§ What to work on
In the material below, find how many lines contain the string "title". Write only that number.

Stored dataset items
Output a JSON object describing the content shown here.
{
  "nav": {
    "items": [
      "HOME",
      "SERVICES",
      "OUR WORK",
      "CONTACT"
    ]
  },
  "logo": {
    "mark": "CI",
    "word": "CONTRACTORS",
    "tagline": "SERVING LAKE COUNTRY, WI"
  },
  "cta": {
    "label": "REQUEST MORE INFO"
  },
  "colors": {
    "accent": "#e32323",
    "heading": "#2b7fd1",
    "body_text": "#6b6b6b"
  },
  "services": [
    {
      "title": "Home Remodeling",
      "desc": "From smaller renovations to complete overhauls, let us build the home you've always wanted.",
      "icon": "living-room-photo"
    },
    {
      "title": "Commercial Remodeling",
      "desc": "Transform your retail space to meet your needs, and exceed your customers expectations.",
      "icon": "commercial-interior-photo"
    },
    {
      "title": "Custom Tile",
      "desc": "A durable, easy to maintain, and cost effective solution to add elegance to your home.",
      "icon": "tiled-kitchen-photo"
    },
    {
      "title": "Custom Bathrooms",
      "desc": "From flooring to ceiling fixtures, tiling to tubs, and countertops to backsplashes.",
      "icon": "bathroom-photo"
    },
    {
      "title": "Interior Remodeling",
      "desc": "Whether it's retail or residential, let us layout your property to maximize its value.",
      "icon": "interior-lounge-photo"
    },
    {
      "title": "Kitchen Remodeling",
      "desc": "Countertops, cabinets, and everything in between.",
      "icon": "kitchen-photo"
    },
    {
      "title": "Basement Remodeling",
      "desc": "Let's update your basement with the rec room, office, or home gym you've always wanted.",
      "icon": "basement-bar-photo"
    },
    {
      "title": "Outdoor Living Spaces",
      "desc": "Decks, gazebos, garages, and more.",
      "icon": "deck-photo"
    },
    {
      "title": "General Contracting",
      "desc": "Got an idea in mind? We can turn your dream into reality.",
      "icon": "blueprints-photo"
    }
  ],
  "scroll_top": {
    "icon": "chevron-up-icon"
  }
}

§ Exercise result
9